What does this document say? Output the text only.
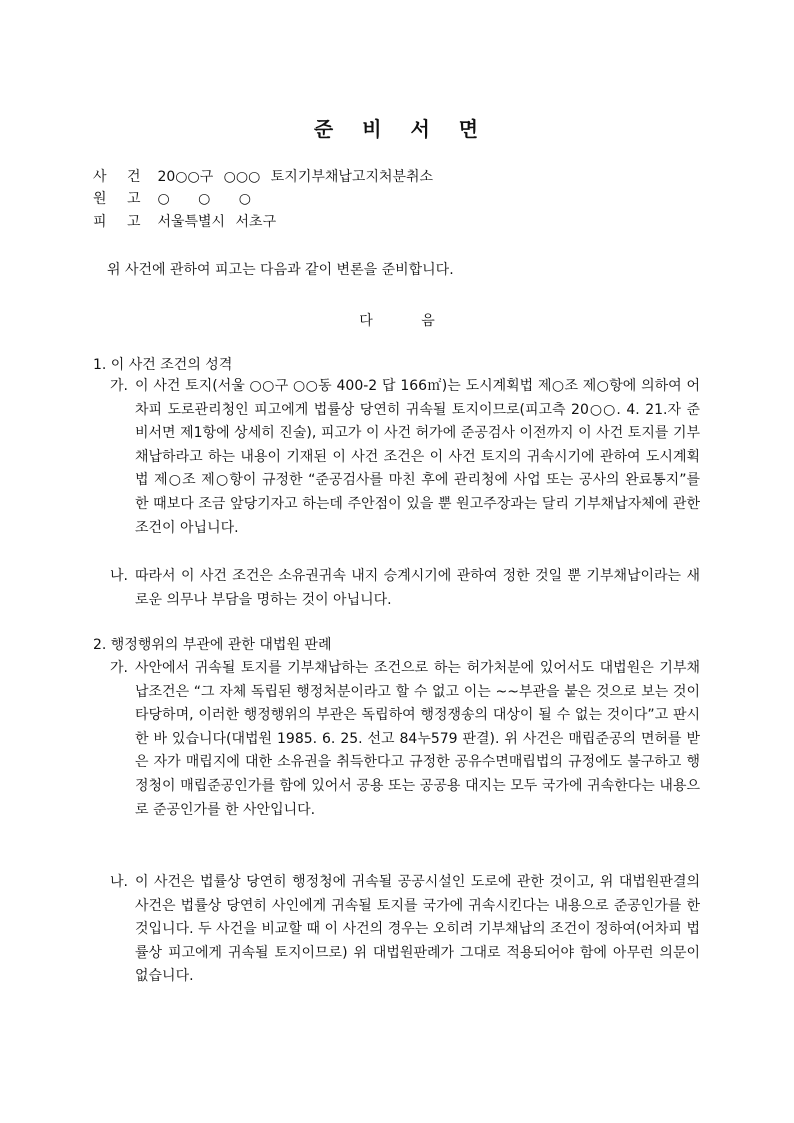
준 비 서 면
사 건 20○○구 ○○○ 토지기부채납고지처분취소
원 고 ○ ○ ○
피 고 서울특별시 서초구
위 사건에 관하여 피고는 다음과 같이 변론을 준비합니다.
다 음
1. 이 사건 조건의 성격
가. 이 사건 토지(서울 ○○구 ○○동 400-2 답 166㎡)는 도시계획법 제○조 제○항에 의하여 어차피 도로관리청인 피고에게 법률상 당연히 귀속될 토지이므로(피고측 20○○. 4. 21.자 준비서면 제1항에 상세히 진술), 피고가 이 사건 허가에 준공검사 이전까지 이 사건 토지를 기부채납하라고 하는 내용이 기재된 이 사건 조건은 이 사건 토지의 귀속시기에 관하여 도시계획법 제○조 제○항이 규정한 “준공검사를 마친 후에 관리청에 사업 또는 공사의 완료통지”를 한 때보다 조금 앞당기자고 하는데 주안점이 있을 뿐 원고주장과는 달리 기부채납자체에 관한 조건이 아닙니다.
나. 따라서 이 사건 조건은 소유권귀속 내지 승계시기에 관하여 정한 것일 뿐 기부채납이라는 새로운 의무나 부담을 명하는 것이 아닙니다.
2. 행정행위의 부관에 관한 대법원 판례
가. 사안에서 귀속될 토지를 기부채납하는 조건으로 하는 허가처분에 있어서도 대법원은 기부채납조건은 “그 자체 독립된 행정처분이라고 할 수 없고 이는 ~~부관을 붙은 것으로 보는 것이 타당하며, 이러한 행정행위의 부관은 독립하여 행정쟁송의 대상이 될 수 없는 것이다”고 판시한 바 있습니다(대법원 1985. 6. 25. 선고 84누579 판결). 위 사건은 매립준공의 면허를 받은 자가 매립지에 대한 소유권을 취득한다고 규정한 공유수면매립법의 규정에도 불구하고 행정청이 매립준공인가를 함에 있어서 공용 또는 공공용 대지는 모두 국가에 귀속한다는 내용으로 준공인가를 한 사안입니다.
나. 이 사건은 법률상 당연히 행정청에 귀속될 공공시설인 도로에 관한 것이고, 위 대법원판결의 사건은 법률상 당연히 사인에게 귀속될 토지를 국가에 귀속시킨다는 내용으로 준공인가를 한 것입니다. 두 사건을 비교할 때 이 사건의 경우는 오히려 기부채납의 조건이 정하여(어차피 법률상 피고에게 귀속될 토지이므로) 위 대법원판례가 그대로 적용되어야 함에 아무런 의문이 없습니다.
....
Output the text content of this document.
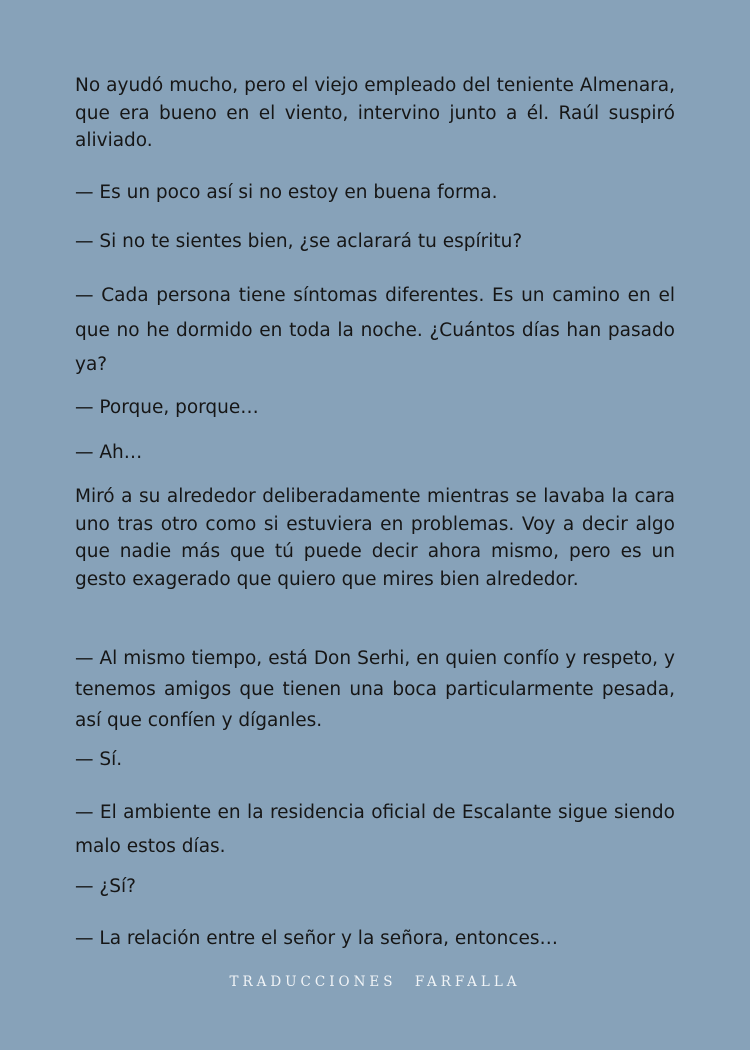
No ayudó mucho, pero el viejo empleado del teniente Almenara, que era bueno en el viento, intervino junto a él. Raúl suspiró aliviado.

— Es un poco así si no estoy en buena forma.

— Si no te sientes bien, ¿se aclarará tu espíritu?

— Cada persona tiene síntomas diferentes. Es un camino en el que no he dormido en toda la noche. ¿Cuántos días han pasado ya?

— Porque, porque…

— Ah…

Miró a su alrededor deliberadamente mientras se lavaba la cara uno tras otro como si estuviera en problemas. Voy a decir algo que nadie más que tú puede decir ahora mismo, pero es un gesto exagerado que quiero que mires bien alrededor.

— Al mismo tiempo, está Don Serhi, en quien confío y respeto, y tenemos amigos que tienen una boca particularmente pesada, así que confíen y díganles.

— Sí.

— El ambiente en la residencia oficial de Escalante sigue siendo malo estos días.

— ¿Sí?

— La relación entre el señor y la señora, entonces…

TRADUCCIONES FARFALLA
....
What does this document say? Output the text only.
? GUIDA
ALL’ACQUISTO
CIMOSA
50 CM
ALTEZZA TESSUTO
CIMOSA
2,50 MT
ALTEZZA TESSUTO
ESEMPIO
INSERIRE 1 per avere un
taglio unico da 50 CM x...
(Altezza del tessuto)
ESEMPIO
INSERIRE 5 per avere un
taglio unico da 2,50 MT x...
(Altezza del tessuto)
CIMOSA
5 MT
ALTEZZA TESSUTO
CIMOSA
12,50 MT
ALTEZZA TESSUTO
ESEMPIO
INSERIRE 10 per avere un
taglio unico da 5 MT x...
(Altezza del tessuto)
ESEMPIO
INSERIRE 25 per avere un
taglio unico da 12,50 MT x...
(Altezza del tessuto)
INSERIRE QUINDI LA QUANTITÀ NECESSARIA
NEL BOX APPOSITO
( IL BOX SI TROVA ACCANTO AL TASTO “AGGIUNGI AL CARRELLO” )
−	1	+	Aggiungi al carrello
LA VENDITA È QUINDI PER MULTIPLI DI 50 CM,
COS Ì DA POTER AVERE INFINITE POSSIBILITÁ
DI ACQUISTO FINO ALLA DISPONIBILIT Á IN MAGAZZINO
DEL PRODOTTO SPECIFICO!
....
### [Exercise requirements]
Work out how many lines in the entries hold the string "INSERIRE". Your answer should consist solely of that number.

### [Problem solution]
5